What you have to do: Write out each line exactly as it stands, please.
##### The records
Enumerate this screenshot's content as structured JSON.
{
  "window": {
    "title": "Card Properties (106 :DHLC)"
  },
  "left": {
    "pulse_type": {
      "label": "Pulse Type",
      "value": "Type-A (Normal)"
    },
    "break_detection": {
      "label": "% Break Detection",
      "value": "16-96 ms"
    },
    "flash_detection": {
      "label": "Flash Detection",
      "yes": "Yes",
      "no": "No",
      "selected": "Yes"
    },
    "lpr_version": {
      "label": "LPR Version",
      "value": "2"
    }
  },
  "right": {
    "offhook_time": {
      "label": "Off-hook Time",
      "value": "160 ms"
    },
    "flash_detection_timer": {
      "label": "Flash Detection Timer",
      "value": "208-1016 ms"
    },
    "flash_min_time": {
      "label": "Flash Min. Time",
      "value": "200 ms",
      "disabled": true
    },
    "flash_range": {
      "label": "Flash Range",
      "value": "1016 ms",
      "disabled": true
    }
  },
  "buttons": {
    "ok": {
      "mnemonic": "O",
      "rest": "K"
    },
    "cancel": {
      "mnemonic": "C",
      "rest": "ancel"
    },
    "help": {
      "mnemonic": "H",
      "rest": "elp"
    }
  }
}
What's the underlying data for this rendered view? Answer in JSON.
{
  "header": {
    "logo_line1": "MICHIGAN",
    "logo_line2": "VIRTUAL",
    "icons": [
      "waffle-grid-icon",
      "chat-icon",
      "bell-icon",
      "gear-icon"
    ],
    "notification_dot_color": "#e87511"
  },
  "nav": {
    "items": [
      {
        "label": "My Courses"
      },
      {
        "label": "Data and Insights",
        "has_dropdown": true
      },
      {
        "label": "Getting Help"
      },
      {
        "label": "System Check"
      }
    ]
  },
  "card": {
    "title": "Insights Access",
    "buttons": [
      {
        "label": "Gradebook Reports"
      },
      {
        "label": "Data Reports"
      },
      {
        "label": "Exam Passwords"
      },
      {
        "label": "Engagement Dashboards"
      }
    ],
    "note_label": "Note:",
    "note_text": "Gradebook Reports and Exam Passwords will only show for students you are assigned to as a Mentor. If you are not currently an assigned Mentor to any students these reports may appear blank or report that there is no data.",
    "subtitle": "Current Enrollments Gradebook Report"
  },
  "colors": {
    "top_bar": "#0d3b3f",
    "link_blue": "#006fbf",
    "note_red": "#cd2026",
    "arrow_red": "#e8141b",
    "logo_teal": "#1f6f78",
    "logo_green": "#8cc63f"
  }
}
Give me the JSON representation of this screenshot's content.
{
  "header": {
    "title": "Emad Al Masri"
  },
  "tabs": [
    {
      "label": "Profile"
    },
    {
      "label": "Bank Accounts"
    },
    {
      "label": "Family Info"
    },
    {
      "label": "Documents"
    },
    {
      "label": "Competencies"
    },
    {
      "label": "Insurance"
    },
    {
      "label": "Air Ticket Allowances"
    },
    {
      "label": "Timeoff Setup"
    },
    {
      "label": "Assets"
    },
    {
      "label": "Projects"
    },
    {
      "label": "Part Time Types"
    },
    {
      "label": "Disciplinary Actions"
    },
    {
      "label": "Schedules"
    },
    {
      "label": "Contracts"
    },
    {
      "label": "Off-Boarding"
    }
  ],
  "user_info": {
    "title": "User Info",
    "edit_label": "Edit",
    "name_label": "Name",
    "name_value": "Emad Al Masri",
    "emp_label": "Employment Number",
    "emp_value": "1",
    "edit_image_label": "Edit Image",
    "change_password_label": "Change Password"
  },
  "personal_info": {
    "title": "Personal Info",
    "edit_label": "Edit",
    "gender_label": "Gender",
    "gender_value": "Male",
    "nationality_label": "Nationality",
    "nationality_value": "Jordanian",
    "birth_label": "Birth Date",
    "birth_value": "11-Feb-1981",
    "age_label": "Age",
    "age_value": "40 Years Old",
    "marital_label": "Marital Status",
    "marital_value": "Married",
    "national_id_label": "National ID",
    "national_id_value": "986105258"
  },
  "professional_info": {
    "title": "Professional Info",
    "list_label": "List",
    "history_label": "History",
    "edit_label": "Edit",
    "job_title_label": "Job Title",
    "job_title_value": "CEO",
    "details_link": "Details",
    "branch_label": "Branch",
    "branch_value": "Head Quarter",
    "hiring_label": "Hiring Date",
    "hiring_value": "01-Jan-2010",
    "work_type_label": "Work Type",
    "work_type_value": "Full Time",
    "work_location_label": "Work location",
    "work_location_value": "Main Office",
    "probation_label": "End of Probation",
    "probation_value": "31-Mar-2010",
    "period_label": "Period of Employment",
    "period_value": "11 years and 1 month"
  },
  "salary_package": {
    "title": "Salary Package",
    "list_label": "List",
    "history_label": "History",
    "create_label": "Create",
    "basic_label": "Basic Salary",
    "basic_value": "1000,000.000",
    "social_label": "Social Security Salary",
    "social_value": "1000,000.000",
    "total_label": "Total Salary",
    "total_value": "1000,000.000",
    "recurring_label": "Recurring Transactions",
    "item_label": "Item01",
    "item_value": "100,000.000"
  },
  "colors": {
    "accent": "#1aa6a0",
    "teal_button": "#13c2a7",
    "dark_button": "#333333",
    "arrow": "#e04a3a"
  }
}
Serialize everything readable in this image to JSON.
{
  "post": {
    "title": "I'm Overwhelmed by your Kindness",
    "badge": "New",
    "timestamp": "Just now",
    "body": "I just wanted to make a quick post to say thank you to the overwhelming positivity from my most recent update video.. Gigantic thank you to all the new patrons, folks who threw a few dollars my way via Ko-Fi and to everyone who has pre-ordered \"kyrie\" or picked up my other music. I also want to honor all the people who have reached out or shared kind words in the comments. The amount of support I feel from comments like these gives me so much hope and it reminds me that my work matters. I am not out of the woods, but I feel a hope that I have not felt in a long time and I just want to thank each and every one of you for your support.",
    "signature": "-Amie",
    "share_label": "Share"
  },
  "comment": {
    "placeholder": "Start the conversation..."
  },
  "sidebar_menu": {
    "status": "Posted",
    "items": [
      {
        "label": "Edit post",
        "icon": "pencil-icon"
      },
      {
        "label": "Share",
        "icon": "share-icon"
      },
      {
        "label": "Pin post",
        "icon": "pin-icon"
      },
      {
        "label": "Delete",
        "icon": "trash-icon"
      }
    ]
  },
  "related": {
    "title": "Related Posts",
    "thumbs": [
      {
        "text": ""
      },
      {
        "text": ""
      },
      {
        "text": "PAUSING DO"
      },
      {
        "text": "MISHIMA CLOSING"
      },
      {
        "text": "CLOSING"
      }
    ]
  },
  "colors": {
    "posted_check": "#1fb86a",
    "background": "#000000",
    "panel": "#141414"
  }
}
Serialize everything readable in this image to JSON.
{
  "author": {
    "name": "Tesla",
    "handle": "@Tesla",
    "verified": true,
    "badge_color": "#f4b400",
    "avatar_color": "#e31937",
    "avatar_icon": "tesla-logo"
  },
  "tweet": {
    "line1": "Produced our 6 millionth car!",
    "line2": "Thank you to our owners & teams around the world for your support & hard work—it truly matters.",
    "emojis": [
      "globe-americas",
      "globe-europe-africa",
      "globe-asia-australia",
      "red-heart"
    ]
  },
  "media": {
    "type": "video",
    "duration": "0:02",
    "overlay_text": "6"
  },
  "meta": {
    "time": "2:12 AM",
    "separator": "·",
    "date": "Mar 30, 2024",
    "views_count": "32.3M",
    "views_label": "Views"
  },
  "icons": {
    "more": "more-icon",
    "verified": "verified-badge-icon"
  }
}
##########
Task response:
Enumerate this screenshot's content as structured JSON.
{
  "window": {
    "title": "Card Properties (106 :DHLC)"
  },
  "left": {
    "pulse_type": {
      "label": "Pulse Type",
      "value": "Type-A (Normal)"
    },
    "break_detection": {
      "label": "% Break Detection",
      "value": "16-96 ms"
    },
    "flash_detection": {
      "label": "Flash Detection",
      "yes": "Yes",
      "no": "No",
      "selected": "Yes"
    },
    "lpr_version": {
      "label": "LPR Version",
      "value": "2"
    }
  },
  "right": {
    "offhook_time": {
      "label": "Off-hook Time",
      "value": "160 ms"
    },
    "flash_detection_timer": {
      "label": "Flash Detection Timer",
      "value": "208-1016 ms"
    },
    "flash_min_time": {
      "label": "Flash Min. Time",
      "value": "200 ms",
      "disabled": true
    },
    "flash_range": {
      "label": "Flash Range",
      "value": "1016 ms",
      "disabled": true
    }
  },
  "buttons": {
    "ok": {
      "mnemonic": "O",
      "rest": "K"
    },
    "cancel": {
      "mnemonic": "C",
      "rest": "ancel"
    },
    "help": {
      "mnemonic": "H",
      "rest": "elp"
    }
  }
}
What's the underlying data for this rendered view? Answer in JSON.
{
  "header": {
    "logo_line1": "MICHIGAN",
    "logo_line2": "VIRTUAL",
    "icons": [
      "waffle-grid-icon",
      "chat-icon",
      "bell-icon",
      "gear-icon"
    ],
    "notification_dot_color": "#e87511"
  },
  "nav": {
    "items": [
      {
        "label": "My Courses"
      },
      {
        "label": "Data and Insights",
        "has_dropdown": true
      },
      {
        "label": "Getting Help"
      },
      {
        "label": "System Check"
      }
    ]
  },
  "card": {
    "title": "Insights Access",
    "buttons": [
      {
        "label": "Gradebook Reports"
      },
      {
        "label": "Data Reports"
      },
      {
        "label": "Exam Passwords"
      },
      {
        "label": "Engagement Dashboards"
      }
    ],
    "note_label": "Note:",
    "note_text": "Gradebook Reports and Exam Passwords will only show for students you are assigned to as a Mentor. If you are not currently an assigned Mentor to any students these reports may appear blank or report that there is no data.",
    "subtitle": "Current Enrollments Gradebook Report"
  },
  "colors": {
    "top_bar": "#0d3b3f",
    "link_blue": "#006fbf",
    "note_red": "#cd2026",
    "arrow_red": "#e8141b",
    "logo_teal": "#1f6f78",
    "logo_green": "#8cc63f"
  }
}
Give me the JSON representation of this screenshot's content.
{
  "header": {
    "title": "Emad Al Masri"
  },
  "tabs": [
    {
      "label": "Profile"
    },
    {
      "label": "Bank Accounts"
    },
    {
      "label": "Family Info"
    },
    {
      "label": "Documents"
    },
    {
      "label": "Competencies"
    },
    {
      "label": "Insurance"
    },
    {
      "label": "Air Ticket Allowances"
    },
    {
      "label": "Timeoff Setup"
    },
    {
      "label": "Assets"
    },
    {
      "label": "Projects"
    },
    {
      "label": "Part Time Types"
    },
    {
      "label": "Disciplinary Actions"
    },
    {
      "label": "Schedules"
    },
    {
      "label": "Contracts"
    },
    {
      "label": "Off-Boarding"
    }
  ],
  "user_info": {
    "title": "User Info",
    "edit_label": "Edit",
    "name_label": "Name",
    "name_value": "Emad Al Masri",
    "emp_label": "Employment Number",
    "emp_value": "1",
    "edit_image_label": "Edit Image",
    "change_password_label": "Change Password"
  },
  "personal_info": {
    "title": "Personal Info",
    "edit_label": "Edit",
    "gender_label": "Gender",
    "gender_value": "Male",
    "nationality_label": "Nationality",
    "nationality_value": "Jordanian",
    "birth_label": "Birth Date",
    "birth_value": "11-Feb-1981",
    "age_label": "Age",
    "age_value": "40 Years Old",
    "marital_label": "Marital Status",
    "marital_value": "Married",
    "national_id_label": "National ID",
    "national_id_value": "986105258"
  },
  "professional_info": {
    "title": "Professional Info",
    "list_label": "List",
    "history_label": "History",
    "edit_label": "Edit",
    "job_title_label": "Job Title",
    "job_title_value": "CEO",
    "details_link": "Details",
    "branch_label": "Branch",
    "branch_value": "Head Quarter",
    "hiring_label": "Hiring Date",
    "hiring_value": "01-Jan-2010",
    "work_type_label": "Work Type",
    "work_type_value": "Full Time",
    "work_location_label": "Work location",
    "work_location_value": "Main Office",
    "probation_label": "End of Probation",
    "probation_value": "31-Mar-2010",
    "period_label": "Period of Employment",
    "period_value": "11 years and 1 month"
  },
  "salary_package": {
    "title": "Salary Package",
    "list_label": "List",
    "history_label": "History",
    "create_label": "Create",
    "basic_label": "Basic Salary",
    "basic_value": "1000,000.000",
    "social_label": "Social Security Salary",
    "social_value": "1000,000.000",
    "total_label": "Total Salary",
    "total_value": "1000,000.000",
    "recurring_label": "Recurring Transactions",
    "item_label": "Item01",
    "item_value": "100,000.000"
  },
  "colors": {
    "accent": "#1aa6a0",
    "teal_button": "#13c2a7",
    "dark_button": "#333333",
    "arrow": "#e04a3a"
  }
}
Serialize everything readable in this image to JSON.
{
  "post": {
    "title": "I'm Overwhelmed by your Kindness",
    "badge": "New",
    "timestamp": "Just now",
    "body": "I just wanted to make a quick post to say thank you to the overwhelming positivity from my most recent update video.. Gigantic thank you to all the new patrons, folks who threw a few dollars my way via Ko-Fi and to everyone who has pre-ordered \"kyrie\" or picked up my other music. I also want to honor all the people who have reached out or shared kind words in the comments. The amount of support I feel from comments like these gives me so much hope and it reminds me that my work matters. I am not out of the woods, but I feel a hope that I have not felt in a long time and I just want to thank each and every one of you for your support.",
    "signature": "-Amie",
    "share_label": "Share"
  },
  "comment": {
    "placeholder": "Start the conversation..."
  },
  "sidebar_menu": {
    "status": "Posted",
    "items": [
      {
        "label": "Edit post",
        "icon": "pencil-icon"
      },
      {
        "label": "Share",
        "icon": "share-icon"
      },
      {
        "label": "Pin post",
        "icon": "pin-icon"
      },
      {
        "label": "Delete",
        "icon": "trash-icon"
      }
    ]
  },
  "related": {
    "title": "Related Posts",
    "thumbs": [
      {
        "text": ""
      },
      {
        "text": ""
      },
      {
        "text": "PAUSING DO"
      },
      {
        "text": "MISHIMA CLOSING"
      },
      {
        "text": "CLOSING"
      }
    ]
  },
  "colors": {
    "posted_check": "#1fb86a",
    "background": "#000000",
    "panel": "#141414"
  }
}
Serialize everything readable in this image to JSON.
{
  "author": {
    "name": "Tesla",
    "handle": "@Tesla",
    "verified": true,
    "badge_color": "#f4b400",
    "avatar_color": "#e31937",
    "avatar_icon": "tesla-logo"
  },
  "tweet": {
    "line1": "Produced our 6 millionth car!",
    "line2": "Thank you to our owners & teams around the world for your support & hard work—it truly matters.",
    "emojis": [
      "globe-americas",
      "globe-europe-africa",
      "globe-asia-australia",
      "red-heart"
    ]
  },
  "media": {
    "type": "video",
    "duration": "0:02",
    "overlay_text": "6"
  },
  "meta": {
    "time": "2:12 AM",
    "separator": "·",
    "date": "Mar 30, 2024",
    "views_count": "32.3M",
    "views_label": "Views"
  },
  "icons": {
    "more": "more-icon",
    "verified": "verified-badge-icon"
  }
}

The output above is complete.